Directions for this task: Your task is to write out exactly the lines from the line containing "What text is on this page?" through the end of the records, inclusive at both ends.

Collection entries:
-=-=-

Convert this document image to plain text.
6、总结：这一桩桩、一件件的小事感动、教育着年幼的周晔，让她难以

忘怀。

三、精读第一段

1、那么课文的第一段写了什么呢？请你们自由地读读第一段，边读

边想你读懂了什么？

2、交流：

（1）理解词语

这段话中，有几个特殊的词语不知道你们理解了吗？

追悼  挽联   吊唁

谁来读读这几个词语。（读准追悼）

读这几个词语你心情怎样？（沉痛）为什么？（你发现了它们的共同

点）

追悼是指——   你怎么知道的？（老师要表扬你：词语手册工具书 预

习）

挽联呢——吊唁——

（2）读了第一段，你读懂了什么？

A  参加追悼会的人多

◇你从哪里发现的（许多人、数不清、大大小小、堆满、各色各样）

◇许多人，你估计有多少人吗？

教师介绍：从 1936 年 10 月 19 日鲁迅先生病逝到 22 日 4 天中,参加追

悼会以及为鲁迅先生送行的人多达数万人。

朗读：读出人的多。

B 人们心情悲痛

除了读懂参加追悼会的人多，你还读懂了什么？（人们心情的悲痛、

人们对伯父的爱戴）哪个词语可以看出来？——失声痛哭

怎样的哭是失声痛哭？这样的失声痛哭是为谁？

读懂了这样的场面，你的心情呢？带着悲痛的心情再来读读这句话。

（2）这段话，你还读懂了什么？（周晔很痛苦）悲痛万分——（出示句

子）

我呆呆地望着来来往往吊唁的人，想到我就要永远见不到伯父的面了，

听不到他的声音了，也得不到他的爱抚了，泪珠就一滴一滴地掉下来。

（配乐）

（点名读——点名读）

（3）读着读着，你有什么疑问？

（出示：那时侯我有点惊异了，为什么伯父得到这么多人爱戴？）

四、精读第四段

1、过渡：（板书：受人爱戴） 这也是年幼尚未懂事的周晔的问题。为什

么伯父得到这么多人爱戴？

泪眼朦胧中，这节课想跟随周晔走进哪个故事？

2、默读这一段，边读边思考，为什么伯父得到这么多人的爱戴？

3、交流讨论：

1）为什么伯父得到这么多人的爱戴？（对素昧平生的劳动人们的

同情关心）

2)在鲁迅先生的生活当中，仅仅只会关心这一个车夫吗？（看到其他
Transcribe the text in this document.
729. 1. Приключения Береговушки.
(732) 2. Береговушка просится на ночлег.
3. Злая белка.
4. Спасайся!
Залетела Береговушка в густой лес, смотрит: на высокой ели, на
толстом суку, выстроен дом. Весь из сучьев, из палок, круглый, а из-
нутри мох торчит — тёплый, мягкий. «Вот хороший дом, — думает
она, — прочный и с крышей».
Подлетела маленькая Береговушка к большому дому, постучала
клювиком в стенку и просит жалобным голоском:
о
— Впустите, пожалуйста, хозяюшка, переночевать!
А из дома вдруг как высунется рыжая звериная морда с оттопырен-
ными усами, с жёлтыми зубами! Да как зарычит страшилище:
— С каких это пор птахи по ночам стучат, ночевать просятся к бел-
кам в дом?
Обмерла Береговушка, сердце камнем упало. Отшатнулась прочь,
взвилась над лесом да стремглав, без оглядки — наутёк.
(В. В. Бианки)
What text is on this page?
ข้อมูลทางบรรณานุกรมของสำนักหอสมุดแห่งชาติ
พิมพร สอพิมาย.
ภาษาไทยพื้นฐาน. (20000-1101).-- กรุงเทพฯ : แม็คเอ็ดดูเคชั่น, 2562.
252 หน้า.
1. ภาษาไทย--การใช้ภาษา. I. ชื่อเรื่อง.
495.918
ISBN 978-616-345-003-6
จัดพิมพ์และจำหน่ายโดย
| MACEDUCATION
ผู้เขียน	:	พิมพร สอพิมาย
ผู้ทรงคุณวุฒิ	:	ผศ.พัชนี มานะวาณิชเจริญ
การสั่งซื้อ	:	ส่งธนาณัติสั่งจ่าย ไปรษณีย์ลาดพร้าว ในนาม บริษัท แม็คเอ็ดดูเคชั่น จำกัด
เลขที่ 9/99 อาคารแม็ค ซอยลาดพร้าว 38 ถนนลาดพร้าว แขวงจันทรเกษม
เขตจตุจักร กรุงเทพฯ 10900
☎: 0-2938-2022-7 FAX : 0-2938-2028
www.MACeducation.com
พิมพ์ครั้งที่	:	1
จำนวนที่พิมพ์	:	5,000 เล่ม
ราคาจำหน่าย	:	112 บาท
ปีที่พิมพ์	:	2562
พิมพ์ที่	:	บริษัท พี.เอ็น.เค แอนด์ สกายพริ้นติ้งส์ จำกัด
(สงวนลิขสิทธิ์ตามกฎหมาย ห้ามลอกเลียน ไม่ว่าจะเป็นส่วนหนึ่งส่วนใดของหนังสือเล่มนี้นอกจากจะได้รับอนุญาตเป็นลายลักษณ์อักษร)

-=-=-

Solution to the problem:
What text is on this page?
ข้อมูลทางบรรณานุกรมของสำนักหอสมุดแห่งชาติ
พิมพร สอพิมาย.
ภาษาไทยพื้นฐาน. (20000-1101).-- กรุงเทพฯ : แม็คเอ็ดดูเคชั่น, 2562.
252 หน้า.
1. ภาษาไทย--การใช้ภาษา. I. ชื่อเรื่อง.
495.918
ISBN 978-616-345-003-6
จัดพิมพ์และจำหน่ายโดย
| MACEDUCATION
ผู้เขียน	:	พิมพร สอพิมาย
ผู้ทรงคุณวุฒิ	:	ผศ.พัชนี มานะวาณิชเจริญ
การสั่งซื้อ	:	ส่งธนาณัติสั่งจ่าย ไปรษณีย์ลาดพร้าว ในนาม บริษัท แม็คเอ็ดดูเคชั่น จำกัด
เลขที่ 9/99 อาคารแม็ค ซอยลาดพร้าว 38 ถนนลาดพร้าว แขวงจันทรเกษม
เขตจตุจักร กรุงเทพฯ 10900
☎: 0-2938-2022-7 FAX : 0-2938-2028
www.MACeducation.com
พิมพ์ครั้งที่	:	1
จำนวนที่พิมพ์	:	5,000 เล่ม
ราคาจำหน่าย	:	112 บาท
ปีที่พิมพ์	:	2562
พิมพ์ที่	:	บริษัท พี.เอ็น.เค แอนด์ สกายพริ้นติ้งส์ จำกัด
(สงวนลิขสิทธิ์ตามกฎหมาย ห้ามลอกเลียน ไม่ว่าจะเป็นส่วนหนึ่งส่วนใดของหนังสือเล่มนี้นอกจากจะได้รับอนุญาตเป็นลายลักษณ์อักษร)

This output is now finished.